▶ Data entries:
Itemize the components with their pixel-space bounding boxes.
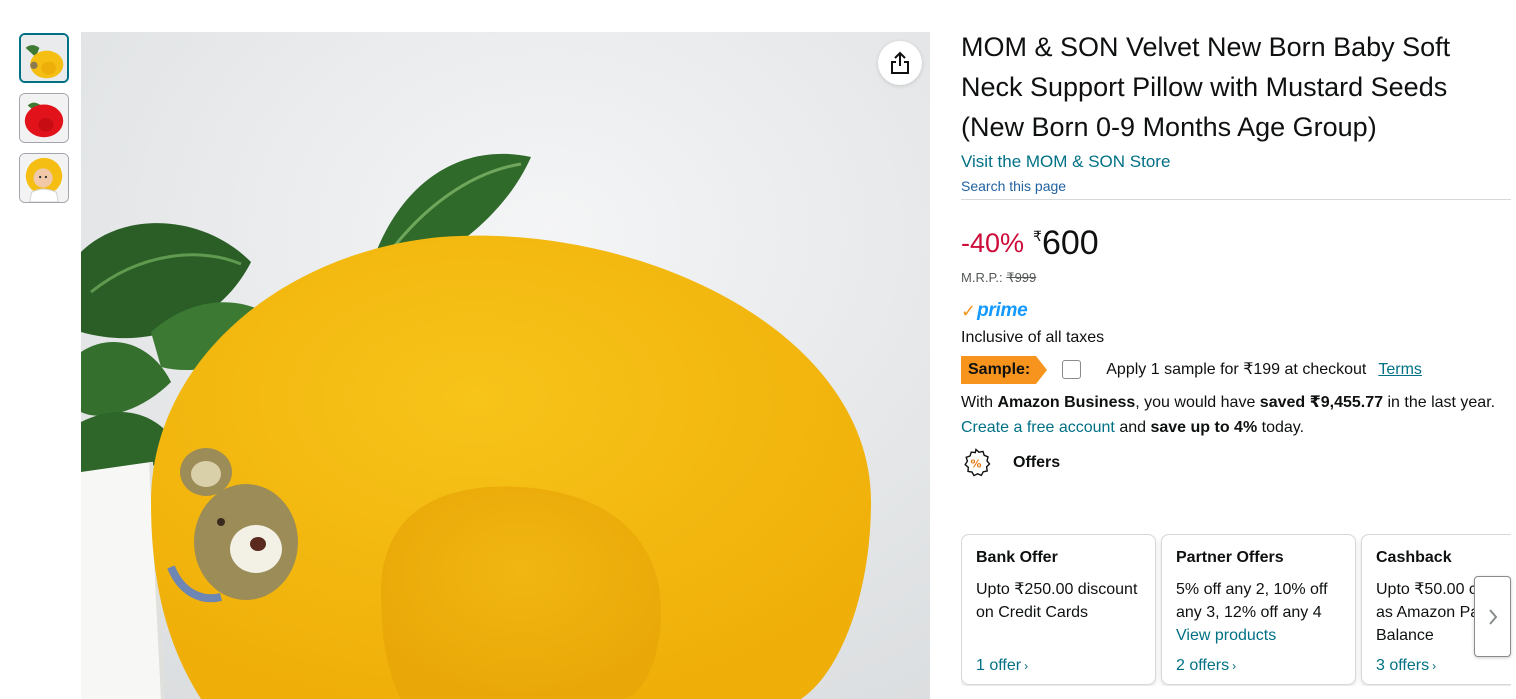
chevron-right-icon: › <box>1024 659 1029 673</box>
product-title: MOM & SON Velvet New Born Baby Soft Neck… <box>961 32 1451 142</box>
create-account-link[interactable]: Create a free account <box>961 419 1115 436</box>
business-bold: Amazon Business <box>997 394 1136 411</box>
business-text: and <box>1114 419 1151 436</box>
thumbnail-red-pillow[interactable] <box>19 93 69 143</box>
store-link[interactable]: Visit the MOM & SON Store <box>961 151 1511 173</box>
yellow-pillow-thumbnail-image <box>21 35 67 81</box>
mrp-label: M.R.P.: <box>961 270 1003 285</box>
offer-card-title: Partner Offers <box>1176 549 1284 566</box>
discount-percent: -40% <box>961 228 1025 258</box>
thumbnail-yellow-pillow[interactable] <box>19 33 69 83</box>
offer-count: 3 offers <box>1376 657 1430 674</box>
offer-card-bank[interactable]: Bank Offer Upto ₹250.00 discount on Cred… <box>961 534 1156 685</box>
mrp-value: ₹999 <box>1006 270 1037 285</box>
view-products-link[interactable]: View products <box>1176 627 1276 644</box>
prime-logo: prime <box>977 300 1028 321</box>
business-saved-amount: saved ₹9,455.77 <box>1259 394 1384 411</box>
chevron-right-icon: › <box>1232 659 1237 673</box>
chevron-right-icon: › <box>1432 659 1437 673</box>
offer-card-description: Upto ₹250.00 discount on Credit Cards <box>976 581 1138 621</box>
sample-text: Apply 1 sample for ₹199 at checkout <box>1106 360 1367 378</box>
business-text: today. <box>1257 419 1305 436</box>
red-pillow-thumbnail-image <box>20 94 68 142</box>
offers-title: Offers <box>1013 454 1061 471</box>
offer-card-link[interactable]: 2 offers › <box>1176 656 1341 676</box>
terms-link[interactable]: Terms <box>1378 360 1422 380</box>
sample-row: Sample: Apply 1 sample for ₹199 at check… <box>961 355 1511 384</box>
tax-note: Inclusive of all taxes <box>961 329 1105 346</box>
offer-card-title: Bank Offer <box>976 549 1058 566</box>
chevron-right-icon <box>1488 608 1497 625</box>
business-text: With <box>961 394 998 411</box>
sample-checkbox[interactable] <box>1062 360 1082 379</box>
offer-desc-text: 5% off any 2, 10% off any 3, 12% off any… <box>1176 581 1328 621</box>
thumbnail-baby-on-pillow[interactable] <box>19 153 69 203</box>
offer-carousel: Bank Offer Upto ₹250.00 discount on Cred… <box>961 534 1511 686</box>
search-this-page-link[interactable]: Search this page <box>961 177 1511 195</box>
thumbnail-strip <box>19 33 69 213</box>
offer-card-title: Cashback <box>1376 549 1452 566</box>
price-amount: 600 <box>1041 224 1099 262</box>
offer-count: 1 offer <box>976 657 1022 674</box>
mrp: M.R.P.: ₹999 <box>961 270 1511 286</box>
pillow-photo <box>81 32 930 699</box>
sample-badge: Sample: <box>961 355 1048 384</box>
svg-text:%: % <box>970 458 981 471</box>
offer-count: 2 offers <box>1176 657 1230 674</box>
baby-on-pillow-thumbnail-image <box>20 154 68 202</box>
business-save-up-to: save up to 4% <box>1150 419 1258 436</box>
main-product-image[interactable] <box>81 32 930 699</box>
price-row: -40% ₹ 600 <box>961 224 1511 262</box>
offer-card-link[interactable]: 3 offers › <box>1376 656 1511 676</box>
currency-symbol: ₹ <box>1033 228 1042 244</box>
prime-check-icon: ✓ <box>961 301 977 321</box>
offer-percent-icon: % <box>964 448 991 477</box>
prime-badge[interactable]: ✓ prime <box>961 300 1511 322</box>
offer-card-description: 5% off any 2, 10% off any 3, 12% off any… <box>1176 578 1341 647</box>
share-button[interactable] <box>878 41 922 85</box>
amazon-business-note: With Amazon Business, you would have sav… <box>961 390 1511 440</box>
divider <box>961 199 1511 200</box>
share-icon <box>891 51 909 74</box>
business-text: in the last year. <box>1383 394 1496 411</box>
carousel-next-button[interactable] <box>1474 576 1511 657</box>
business-text: , you would have <box>1135 394 1260 411</box>
offer-card-partner[interactable]: Partner Offers 5% off any 2, 10% off any… <box>1161 534 1356 685</box>
product-info: MOM & SON Velvet New Born Baby Soft Neck… <box>961 27 1511 478</box>
offers-header: % Offers <box>961 448 1511 478</box>
offer-card-link[interactable]: 1 offer › <box>976 656 1141 676</box>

▶ WHAT YOU WILL DO: Repeat all lines of the data entries above exactly as they appear, leaving out the pictures.

▶ COMPLETE RESPONSE:
Itemize the components with their pixel-space bounding boxes.
chevron-right-icon: › <box>1024 659 1029 673</box>
product-title: MOM & SON Velvet New Born Baby Soft Neck… <box>961 32 1451 142</box>
create-account-link[interactable]: Create a free account <box>961 419 1115 436</box>
business-bold: Amazon Business <box>997 394 1136 411</box>
business-text: and <box>1114 419 1151 436</box>
thumbnail-red-pillow[interactable] <box>19 93 69 143</box>
store-link[interactable]: Visit the MOM & SON Store <box>961 151 1511 173</box>
yellow-pillow-thumbnail-image <box>21 35 67 81</box>
mrp-label: M.R.P.: <box>961 270 1003 285</box>
offer-card-title: Partner Offers <box>1176 549 1284 566</box>
discount-percent: -40% <box>961 228 1025 258</box>
thumbnail-yellow-pillow[interactable] <box>19 33 69 83</box>
offer-count: 3 offers <box>1376 657 1430 674</box>
offer-card-bank[interactable]: Bank Offer Upto ₹250.00 discount on Cred… <box>961 534 1156 685</box>
mrp-value: ₹999 <box>1006 270 1037 285</box>
view-products-link[interactable]: View products <box>1176 627 1276 644</box>
prime-logo: prime <box>977 300 1028 321</box>
business-saved-amount: saved ₹9,455.77 <box>1259 394 1384 411</box>
chevron-right-icon: › <box>1232 659 1237 673</box>
chevron-right-icon: › <box>1432 659 1437 673</box>
offer-card-description: Upto ₹250.00 discount on Credit Cards <box>976 581 1138 621</box>
sample-text: Apply 1 sample for ₹199 at checkout <box>1106 360 1367 378</box>
business-text: today. <box>1257 419 1305 436</box>
red-pillow-thumbnail-image <box>20 94 68 142</box>
offers-title: Offers <box>1013 454 1061 471</box>
offer-card-link[interactable]: 2 offers › <box>1176 656 1341 676</box>
terms-link[interactable]: Terms <box>1378 360 1422 380</box>
sample-row: Sample: Apply 1 sample for ₹199 at check… <box>961 355 1511 384</box>
tax-note: Inclusive of all taxes <box>961 329 1105 346</box>
offer-card-title: Bank Offer <box>976 549 1058 566</box>
chevron-right-icon <box>1488 608 1497 625</box>
business-text: With <box>961 394 998 411</box>
sample-checkbox[interactable] <box>1062 360 1082 379</box>
offer-desc-text: 5% off any 2, 10% off any 3, 12% off any… <box>1176 581 1328 621</box>
thumbnail-baby-on-pillow[interactable] <box>19 153 69 203</box>
offer-carousel: Bank Offer Upto ₹250.00 discount on Cred… <box>961 534 1511 686</box>
search-this-page-link[interactable]: Search this page <box>961 177 1511 195</box>
thumbnail-strip <box>19 33 69 213</box>
offer-card-title: Cashback <box>1376 549 1452 566</box>
price-amount: 600 <box>1041 224 1099 262</box>
offer-count: 1 offer <box>976 657 1022 674</box>
mrp: M.R.P.: ₹999 <box>961 270 1511 286</box>
pillow-photo <box>81 32 930 699</box>
sample-badge: Sample: <box>961 355 1048 384</box>
svg-text:%: % <box>970 458 981 471</box>
offer-count: 2 offers <box>1176 657 1230 674</box>
baby-on-pillow-thumbnail-image <box>20 154 68 202</box>
business-save-up-to: save up to 4% <box>1150 419 1258 436</box>
main-product-image[interactable] <box>81 32 930 699</box>
price-row: -40% ₹ 600 <box>961 224 1511 262</box>
offer-card-link[interactable]: 3 offers › <box>1376 656 1511 676</box>
currency-symbol: ₹ <box>1033 228 1042 244</box>
prime-check-icon: ✓ <box>961 301 977 321</box>
offer-percent-icon: % <box>964 448 991 477</box>
prime-badge[interactable]: ✓ prime <box>961 300 1511 322</box>
offer-card-description: 5% off any 2, 10% off any 3, 12% off any… <box>1176 578 1341 647</box>
share-button[interactable] <box>878 41 922 85</box>
amazon-business-note: With Amazon Business, you would have sav… <box>961 390 1511 440</box>
divider <box>961 199 1511 200</box>
share-icon <box>891 51 909 74</box>
business-text: in the last year. <box>1383 394 1496 411</box>
carousel-next-button[interactable] <box>1474 576 1511 657</box>
business-text: , you would have <box>1135 394 1260 411</box>
offer-card-partner[interactable]: Partner Offers 5% off any 2, 10% off any… <box>1161 534 1356 685</box>
product-info: MOM & SON Velvet New Born Baby Soft Neck… <box>961 27 1511 478</box>
offers-header: % Offers <box>961 448 1511 478</box>
offer-card-link[interactable]: 1 offer › <box>976 656 1141 676</box>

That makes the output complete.